⟨
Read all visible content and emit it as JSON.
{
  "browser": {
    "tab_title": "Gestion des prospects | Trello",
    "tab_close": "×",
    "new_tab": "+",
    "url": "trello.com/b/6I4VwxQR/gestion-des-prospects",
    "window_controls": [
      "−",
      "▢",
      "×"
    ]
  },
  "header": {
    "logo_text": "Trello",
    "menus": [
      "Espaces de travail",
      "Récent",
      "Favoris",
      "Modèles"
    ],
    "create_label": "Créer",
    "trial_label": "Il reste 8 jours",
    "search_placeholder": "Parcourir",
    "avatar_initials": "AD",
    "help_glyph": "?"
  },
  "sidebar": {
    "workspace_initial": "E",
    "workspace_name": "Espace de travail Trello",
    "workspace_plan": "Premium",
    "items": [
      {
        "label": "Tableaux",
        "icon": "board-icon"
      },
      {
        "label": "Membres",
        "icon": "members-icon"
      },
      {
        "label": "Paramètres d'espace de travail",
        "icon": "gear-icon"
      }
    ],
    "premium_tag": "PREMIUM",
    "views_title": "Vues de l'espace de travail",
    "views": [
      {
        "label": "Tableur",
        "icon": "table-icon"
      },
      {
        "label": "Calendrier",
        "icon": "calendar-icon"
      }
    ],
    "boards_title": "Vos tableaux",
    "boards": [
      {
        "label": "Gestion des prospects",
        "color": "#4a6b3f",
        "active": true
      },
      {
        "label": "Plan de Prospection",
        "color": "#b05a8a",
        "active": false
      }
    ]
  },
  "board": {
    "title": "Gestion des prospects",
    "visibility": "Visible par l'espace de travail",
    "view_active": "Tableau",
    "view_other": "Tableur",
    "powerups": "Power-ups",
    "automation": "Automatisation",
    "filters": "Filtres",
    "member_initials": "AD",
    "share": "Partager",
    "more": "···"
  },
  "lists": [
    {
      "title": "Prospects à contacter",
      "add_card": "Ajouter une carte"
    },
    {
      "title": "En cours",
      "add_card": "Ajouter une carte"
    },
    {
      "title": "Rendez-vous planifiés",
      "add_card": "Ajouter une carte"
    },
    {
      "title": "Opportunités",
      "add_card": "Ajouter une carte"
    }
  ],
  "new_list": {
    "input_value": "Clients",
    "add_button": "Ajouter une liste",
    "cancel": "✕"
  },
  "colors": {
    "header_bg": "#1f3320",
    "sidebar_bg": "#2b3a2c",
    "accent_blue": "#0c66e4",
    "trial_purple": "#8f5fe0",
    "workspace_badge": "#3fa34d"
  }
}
⟩
Provide the number of lines in the data above that contain the string "travail", and nothing else.

_Response to the task:_
5